Look through the material below and give the number of lines holding "rgba", with no other words.

### Records from a collection
● ● ● ●

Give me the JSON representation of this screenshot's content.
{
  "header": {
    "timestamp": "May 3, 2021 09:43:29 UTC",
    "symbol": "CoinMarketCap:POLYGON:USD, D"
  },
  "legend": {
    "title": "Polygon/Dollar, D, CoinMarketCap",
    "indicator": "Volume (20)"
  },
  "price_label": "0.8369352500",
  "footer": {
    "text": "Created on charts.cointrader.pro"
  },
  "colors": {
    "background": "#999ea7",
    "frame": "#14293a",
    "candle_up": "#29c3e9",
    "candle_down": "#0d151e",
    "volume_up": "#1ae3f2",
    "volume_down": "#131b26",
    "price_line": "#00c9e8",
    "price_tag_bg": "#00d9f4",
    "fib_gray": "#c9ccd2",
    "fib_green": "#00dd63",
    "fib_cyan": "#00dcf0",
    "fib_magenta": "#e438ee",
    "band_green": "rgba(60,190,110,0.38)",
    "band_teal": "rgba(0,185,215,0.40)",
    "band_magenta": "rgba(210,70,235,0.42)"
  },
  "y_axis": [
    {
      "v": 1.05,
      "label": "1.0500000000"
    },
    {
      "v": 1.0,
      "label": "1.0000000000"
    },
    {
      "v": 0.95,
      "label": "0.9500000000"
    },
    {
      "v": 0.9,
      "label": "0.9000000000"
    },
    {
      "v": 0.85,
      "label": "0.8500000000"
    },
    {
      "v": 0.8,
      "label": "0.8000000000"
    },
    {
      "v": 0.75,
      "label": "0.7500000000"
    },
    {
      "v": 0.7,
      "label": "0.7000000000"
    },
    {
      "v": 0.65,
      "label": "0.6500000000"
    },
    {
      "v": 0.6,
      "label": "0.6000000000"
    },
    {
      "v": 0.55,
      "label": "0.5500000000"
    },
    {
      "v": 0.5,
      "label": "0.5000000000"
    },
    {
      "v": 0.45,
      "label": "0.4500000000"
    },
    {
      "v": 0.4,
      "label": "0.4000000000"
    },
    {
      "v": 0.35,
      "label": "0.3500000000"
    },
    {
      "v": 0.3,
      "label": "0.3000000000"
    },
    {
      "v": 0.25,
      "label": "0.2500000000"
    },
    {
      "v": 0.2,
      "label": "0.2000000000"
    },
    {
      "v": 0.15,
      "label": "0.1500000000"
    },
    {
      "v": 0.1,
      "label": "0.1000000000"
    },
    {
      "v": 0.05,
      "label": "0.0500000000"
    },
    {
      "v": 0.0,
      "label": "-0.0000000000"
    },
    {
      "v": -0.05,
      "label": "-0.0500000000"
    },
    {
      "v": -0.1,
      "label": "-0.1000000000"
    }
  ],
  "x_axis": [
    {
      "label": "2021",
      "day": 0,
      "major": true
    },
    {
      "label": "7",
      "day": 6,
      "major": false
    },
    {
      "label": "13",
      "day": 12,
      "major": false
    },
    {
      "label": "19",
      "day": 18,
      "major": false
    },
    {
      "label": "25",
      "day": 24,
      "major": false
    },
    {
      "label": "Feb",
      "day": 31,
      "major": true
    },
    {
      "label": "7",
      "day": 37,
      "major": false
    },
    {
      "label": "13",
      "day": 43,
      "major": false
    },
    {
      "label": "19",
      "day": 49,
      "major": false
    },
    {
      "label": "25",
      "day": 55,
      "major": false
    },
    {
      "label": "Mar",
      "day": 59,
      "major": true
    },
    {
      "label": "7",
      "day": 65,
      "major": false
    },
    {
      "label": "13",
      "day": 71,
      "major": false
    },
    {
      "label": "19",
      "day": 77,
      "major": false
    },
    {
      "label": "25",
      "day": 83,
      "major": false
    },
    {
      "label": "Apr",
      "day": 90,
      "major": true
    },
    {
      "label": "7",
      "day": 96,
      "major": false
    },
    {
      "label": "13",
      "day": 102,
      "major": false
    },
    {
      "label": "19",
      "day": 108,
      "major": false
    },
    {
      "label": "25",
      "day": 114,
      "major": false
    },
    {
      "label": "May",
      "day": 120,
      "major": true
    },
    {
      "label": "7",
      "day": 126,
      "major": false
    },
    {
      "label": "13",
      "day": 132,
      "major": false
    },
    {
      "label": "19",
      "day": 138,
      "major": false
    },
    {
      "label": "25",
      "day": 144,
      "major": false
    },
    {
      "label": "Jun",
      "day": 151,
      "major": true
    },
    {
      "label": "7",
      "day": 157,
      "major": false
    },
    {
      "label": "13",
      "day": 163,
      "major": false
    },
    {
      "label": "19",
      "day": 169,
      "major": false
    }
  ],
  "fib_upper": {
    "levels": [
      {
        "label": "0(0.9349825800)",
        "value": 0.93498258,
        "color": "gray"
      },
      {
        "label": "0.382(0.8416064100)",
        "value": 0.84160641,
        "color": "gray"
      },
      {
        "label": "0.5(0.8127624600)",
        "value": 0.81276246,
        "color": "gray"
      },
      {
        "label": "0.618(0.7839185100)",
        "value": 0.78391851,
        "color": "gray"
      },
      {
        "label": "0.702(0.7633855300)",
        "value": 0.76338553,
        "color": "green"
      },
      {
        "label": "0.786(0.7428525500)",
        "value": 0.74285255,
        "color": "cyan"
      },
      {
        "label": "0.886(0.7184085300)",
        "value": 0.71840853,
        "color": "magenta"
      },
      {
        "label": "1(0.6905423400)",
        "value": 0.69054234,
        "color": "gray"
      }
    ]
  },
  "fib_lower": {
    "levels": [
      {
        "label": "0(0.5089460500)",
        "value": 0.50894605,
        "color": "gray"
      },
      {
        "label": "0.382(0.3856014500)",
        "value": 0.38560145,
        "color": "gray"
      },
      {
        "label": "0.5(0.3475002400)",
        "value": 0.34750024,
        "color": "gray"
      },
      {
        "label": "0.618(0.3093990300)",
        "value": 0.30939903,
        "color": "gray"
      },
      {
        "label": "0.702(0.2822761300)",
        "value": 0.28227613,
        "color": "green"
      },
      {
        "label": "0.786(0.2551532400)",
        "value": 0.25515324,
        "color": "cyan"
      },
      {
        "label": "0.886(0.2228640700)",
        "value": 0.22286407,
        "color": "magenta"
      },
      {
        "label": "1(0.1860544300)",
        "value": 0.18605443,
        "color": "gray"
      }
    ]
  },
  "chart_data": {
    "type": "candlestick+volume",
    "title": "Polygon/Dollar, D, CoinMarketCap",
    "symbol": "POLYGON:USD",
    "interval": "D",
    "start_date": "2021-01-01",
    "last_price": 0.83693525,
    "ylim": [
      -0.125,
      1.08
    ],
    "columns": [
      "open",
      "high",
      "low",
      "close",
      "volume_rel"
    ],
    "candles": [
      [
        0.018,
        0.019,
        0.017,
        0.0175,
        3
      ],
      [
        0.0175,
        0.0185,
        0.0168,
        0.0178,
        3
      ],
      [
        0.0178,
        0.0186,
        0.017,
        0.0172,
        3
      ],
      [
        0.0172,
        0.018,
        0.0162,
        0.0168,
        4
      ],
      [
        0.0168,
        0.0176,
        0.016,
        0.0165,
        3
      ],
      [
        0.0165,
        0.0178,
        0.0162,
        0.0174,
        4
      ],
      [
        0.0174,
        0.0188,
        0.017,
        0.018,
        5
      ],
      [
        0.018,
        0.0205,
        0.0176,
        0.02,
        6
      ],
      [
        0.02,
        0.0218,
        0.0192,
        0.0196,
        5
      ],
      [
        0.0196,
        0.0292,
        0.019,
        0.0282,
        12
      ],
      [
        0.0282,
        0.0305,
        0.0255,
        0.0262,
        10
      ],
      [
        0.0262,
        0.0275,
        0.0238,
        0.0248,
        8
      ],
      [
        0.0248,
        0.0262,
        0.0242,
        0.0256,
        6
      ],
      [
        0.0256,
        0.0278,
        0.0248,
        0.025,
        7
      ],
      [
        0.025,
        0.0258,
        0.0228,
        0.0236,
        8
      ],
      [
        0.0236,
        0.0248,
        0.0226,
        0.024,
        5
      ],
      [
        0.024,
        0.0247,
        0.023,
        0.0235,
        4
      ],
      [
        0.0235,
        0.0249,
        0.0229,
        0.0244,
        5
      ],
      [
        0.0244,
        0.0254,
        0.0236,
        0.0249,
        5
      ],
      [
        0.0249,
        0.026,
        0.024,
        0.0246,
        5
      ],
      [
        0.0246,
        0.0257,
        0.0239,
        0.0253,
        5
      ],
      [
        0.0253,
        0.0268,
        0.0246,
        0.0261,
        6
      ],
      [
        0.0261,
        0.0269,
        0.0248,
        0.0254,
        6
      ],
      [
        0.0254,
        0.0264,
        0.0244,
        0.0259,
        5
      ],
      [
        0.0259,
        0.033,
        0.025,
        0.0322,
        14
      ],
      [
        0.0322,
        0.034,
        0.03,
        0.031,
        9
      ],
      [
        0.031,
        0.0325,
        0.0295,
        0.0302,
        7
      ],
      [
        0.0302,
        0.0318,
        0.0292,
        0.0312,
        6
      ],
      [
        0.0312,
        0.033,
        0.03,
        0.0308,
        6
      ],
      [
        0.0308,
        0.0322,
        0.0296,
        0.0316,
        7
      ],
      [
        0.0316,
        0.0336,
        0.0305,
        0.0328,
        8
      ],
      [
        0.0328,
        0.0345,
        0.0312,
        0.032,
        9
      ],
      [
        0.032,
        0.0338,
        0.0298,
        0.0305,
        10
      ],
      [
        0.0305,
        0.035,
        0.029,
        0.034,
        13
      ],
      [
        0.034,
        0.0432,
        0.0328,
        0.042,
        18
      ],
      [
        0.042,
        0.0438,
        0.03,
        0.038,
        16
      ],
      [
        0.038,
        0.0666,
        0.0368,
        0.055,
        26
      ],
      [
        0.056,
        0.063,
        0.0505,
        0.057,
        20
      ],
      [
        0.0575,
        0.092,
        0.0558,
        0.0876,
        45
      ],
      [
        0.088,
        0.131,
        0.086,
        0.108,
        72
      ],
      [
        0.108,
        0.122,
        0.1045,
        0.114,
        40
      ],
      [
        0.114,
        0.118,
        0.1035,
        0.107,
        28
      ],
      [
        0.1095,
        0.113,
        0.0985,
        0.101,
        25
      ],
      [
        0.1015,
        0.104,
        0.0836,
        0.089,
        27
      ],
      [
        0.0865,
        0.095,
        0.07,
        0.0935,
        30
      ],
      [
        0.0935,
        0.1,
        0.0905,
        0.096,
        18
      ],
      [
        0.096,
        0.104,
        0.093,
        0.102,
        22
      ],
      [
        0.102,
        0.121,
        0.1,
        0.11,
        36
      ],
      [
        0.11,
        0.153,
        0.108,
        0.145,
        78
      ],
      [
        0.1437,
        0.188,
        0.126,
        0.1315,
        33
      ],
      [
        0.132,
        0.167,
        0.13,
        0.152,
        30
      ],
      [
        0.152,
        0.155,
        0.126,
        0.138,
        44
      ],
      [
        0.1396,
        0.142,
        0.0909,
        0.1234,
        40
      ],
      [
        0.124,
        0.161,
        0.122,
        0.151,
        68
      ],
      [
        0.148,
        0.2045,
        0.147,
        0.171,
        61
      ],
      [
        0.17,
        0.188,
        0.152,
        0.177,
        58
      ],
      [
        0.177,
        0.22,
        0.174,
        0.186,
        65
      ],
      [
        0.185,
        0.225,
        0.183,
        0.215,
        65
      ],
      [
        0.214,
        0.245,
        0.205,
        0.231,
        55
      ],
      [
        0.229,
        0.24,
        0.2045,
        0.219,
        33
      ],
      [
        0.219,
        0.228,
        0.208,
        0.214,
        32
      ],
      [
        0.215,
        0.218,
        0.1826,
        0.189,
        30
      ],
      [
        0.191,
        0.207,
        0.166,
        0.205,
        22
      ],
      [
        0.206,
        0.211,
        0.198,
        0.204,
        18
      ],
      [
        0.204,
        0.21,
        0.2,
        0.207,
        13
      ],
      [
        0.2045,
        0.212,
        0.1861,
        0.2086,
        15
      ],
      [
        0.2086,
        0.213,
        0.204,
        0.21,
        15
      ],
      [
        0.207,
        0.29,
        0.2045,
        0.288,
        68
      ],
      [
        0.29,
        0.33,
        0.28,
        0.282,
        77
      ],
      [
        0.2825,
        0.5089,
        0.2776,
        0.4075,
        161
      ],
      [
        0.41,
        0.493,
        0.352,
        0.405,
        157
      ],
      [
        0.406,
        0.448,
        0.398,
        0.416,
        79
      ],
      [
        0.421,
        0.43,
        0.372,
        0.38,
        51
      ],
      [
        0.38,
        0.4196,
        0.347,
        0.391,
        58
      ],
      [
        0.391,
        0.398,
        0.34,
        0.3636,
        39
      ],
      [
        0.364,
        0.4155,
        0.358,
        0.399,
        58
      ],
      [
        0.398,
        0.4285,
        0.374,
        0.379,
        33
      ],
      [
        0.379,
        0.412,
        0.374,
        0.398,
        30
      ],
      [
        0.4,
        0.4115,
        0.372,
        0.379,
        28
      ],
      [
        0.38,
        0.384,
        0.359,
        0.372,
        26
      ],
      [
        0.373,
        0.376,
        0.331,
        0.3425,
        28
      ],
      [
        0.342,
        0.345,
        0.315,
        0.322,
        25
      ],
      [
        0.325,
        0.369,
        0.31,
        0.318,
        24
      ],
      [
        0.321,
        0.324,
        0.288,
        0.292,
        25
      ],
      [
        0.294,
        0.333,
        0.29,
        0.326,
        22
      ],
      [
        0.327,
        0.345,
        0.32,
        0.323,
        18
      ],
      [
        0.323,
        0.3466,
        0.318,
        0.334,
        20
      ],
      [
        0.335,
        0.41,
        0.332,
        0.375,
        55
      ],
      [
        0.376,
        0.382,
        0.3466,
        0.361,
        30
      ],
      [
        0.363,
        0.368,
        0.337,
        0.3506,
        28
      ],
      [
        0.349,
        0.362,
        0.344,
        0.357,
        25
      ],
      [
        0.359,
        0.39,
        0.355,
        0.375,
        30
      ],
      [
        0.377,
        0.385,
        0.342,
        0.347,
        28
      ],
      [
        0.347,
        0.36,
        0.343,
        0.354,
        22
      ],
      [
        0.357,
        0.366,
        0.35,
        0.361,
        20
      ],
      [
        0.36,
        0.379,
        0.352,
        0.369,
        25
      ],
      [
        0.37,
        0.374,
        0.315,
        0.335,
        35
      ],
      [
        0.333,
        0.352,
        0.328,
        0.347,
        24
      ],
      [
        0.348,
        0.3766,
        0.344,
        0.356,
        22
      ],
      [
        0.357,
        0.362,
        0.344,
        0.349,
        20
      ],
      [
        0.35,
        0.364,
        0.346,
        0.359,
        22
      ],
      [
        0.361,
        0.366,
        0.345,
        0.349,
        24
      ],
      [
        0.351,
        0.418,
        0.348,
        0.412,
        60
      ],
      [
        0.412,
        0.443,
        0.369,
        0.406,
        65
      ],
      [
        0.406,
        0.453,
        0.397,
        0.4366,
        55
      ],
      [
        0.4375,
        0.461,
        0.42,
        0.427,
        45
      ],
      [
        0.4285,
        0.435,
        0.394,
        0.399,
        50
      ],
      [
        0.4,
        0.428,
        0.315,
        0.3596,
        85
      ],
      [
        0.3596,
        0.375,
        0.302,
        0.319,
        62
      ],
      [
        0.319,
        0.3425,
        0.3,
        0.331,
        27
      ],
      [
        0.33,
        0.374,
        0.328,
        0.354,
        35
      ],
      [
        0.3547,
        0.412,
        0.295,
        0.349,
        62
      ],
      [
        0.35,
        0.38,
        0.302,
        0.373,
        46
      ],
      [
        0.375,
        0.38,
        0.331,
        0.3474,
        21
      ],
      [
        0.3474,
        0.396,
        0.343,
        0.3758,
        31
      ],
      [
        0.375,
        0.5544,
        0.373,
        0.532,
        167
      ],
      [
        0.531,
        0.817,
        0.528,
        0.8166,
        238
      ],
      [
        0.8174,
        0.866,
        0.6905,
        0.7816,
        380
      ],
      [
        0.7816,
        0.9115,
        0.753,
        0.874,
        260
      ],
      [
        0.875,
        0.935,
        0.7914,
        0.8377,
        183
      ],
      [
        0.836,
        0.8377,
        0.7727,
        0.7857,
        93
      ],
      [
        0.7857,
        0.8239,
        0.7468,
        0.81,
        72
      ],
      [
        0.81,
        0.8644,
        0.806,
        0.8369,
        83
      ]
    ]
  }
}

● ● ● ●

### Result
3